◆ Aim of the exercise: Every entry must be given again exactly.

begin Supplied records

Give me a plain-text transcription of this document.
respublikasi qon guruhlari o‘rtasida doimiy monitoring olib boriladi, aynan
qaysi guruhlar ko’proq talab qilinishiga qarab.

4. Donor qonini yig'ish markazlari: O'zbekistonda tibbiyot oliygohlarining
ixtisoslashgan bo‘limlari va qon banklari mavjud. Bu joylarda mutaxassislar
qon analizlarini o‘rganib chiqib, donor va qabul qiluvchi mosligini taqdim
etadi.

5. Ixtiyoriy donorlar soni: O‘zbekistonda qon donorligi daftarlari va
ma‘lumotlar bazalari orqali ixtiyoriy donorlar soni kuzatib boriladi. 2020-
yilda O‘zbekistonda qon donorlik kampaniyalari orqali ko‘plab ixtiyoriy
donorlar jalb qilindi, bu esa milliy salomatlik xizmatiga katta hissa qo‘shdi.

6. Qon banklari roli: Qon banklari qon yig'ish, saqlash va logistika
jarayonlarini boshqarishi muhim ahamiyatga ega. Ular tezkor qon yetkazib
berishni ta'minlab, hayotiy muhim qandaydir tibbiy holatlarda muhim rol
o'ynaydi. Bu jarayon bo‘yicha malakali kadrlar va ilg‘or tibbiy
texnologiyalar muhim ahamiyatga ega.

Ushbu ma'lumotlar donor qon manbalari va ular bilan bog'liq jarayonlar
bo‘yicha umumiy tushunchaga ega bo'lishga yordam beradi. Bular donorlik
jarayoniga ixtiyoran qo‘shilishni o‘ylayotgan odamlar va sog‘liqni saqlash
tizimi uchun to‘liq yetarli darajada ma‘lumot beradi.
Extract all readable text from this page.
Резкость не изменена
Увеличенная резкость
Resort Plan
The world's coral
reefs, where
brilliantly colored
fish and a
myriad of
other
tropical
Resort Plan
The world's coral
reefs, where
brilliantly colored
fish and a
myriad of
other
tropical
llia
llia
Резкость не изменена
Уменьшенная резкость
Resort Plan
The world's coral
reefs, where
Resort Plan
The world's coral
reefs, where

end Supplied records

◆ Exercise output:
Give me a plain-text transcription of this document.
respublikasi qon guruhlari o‘rtasida doimiy monitoring olib boriladi, aynan
qaysi guruhlar ko’proq talab qilinishiga qarab.

4. Donor qonini yig'ish markazlari: O'zbekistonda tibbiyot oliygohlarining
ixtisoslashgan bo‘limlari va qon banklari mavjud. Bu joylarda mutaxassislar
qon analizlarini o‘rganib chiqib, donor va qabul qiluvchi mosligini taqdim
etadi.

5. Ixtiyoriy donorlar soni: O‘zbekistonda qon donorligi daftarlari va
ma‘lumotlar bazalari orqali ixtiyoriy donorlar soni kuzatib boriladi. 2020-
yilda O‘zbekistonda qon donorlik kampaniyalari orqali ko‘plab ixtiyoriy
donorlar jalb qilindi, bu esa milliy salomatlik xizmatiga katta hissa qo‘shdi.

6. Qon banklari roli: Qon banklari qon yig'ish, saqlash va logistika
jarayonlarini boshqarishi muhim ahamiyatga ega. Ular tezkor qon yetkazib
berishni ta'minlab, hayotiy muhim qandaydir tibbiy holatlarda muhim rol
o'ynaydi. Bu jarayon bo‘yicha malakali kadrlar va ilg‘or tibbiy
texnologiyalar muhim ahamiyatga ega.

Ushbu ma'lumotlar donor qon manbalari va ular bilan bog'liq jarayonlar
bo‘yicha umumiy tushunchaga ega bo'lishga yordam beradi. Bular donorlik
jarayoniga ixtiyoran qo‘shilishni o‘ylayotgan odamlar va sog‘liqni saqlash
tizimi uchun to‘liq yetarli darajada ma‘lumot beradi.
Extract all readable text from this page.
Резкость не изменена
Увеличенная резкость
Resort Plan
The world's coral
reefs, where
brilliantly colored
fish and a
myriad of
other
tropical
Resort Plan
The world's coral
reefs, where
brilliantly colored
fish and a
myriad of
other
tropical
llia
llia
Резкость не изменена
Уменьшенная резкость
Resort Plan
The world's coral
reefs, where
Resort Plan
The world's coral
reefs, where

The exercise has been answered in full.